----- Exercise input

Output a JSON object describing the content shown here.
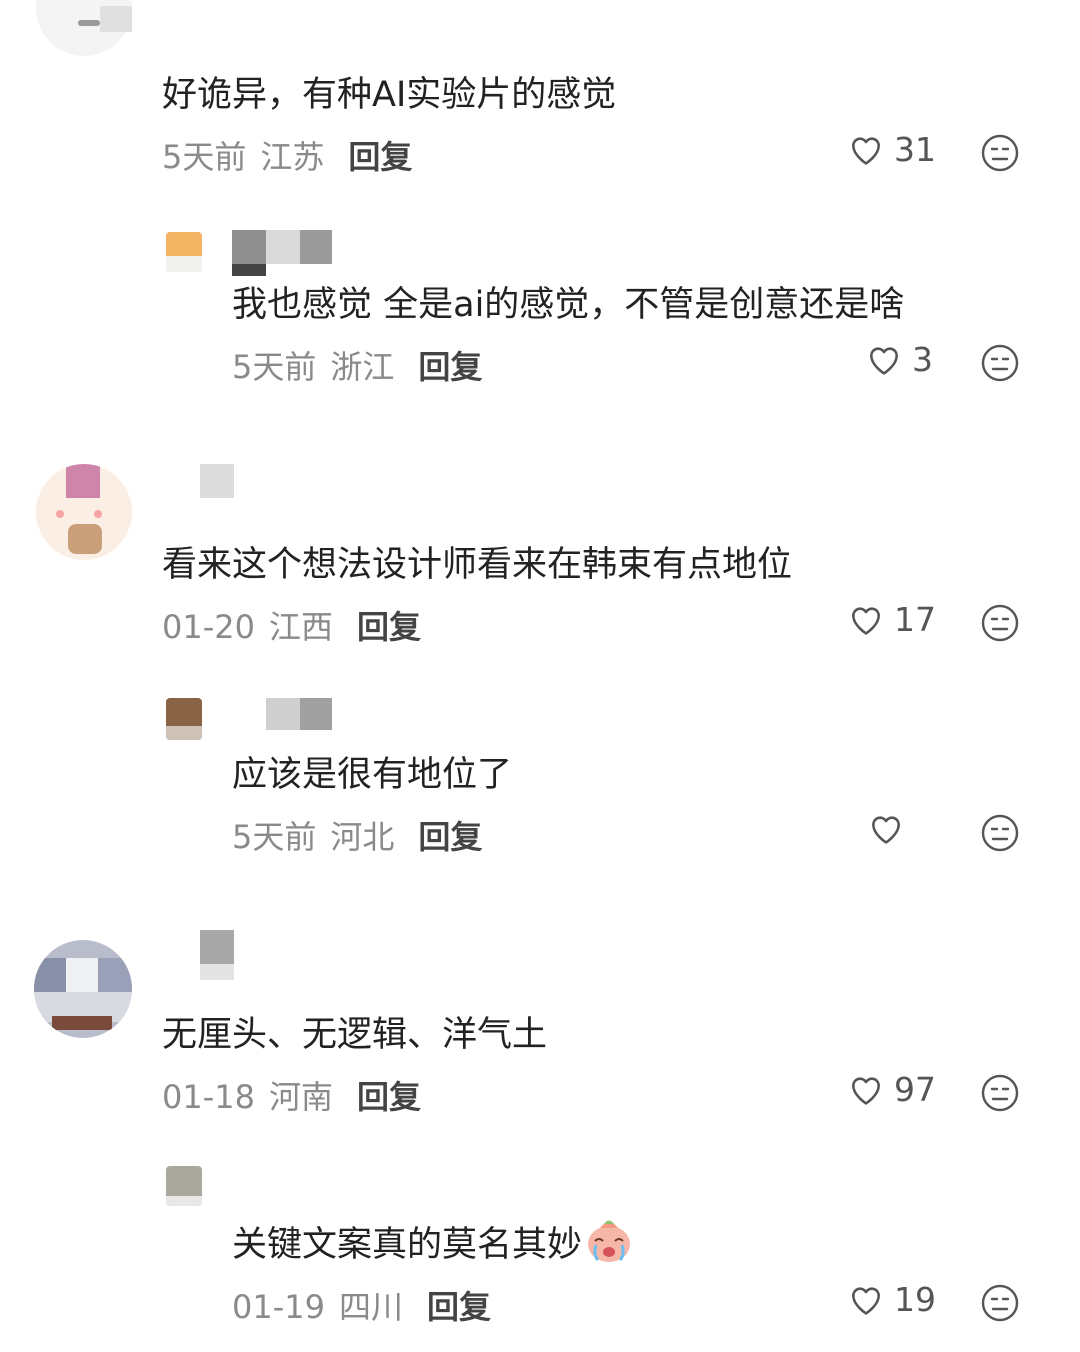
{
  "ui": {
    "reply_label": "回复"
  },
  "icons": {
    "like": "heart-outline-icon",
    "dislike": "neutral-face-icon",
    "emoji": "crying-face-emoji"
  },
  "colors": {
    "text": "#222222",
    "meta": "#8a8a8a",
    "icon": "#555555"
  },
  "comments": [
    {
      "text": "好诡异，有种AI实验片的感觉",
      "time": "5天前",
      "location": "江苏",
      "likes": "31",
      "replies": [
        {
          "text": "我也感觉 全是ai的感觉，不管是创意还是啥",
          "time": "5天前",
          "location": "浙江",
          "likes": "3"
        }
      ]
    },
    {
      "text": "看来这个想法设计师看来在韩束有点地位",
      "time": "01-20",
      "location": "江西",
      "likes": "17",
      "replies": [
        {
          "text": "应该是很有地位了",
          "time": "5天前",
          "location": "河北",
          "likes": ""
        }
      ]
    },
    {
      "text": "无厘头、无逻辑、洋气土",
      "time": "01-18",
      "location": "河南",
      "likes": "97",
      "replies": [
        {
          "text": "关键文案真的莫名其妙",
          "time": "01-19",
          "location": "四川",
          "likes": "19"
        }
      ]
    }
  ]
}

----------

*Task goal*. From the entries above, select each line containing the string "time".

*Answer to the problem*.
      "time": "5天前",
          "time": "5天前",
      "time": "01-20",
          "time": "5天前",
      "time": "01-18",
          "time": "01-19",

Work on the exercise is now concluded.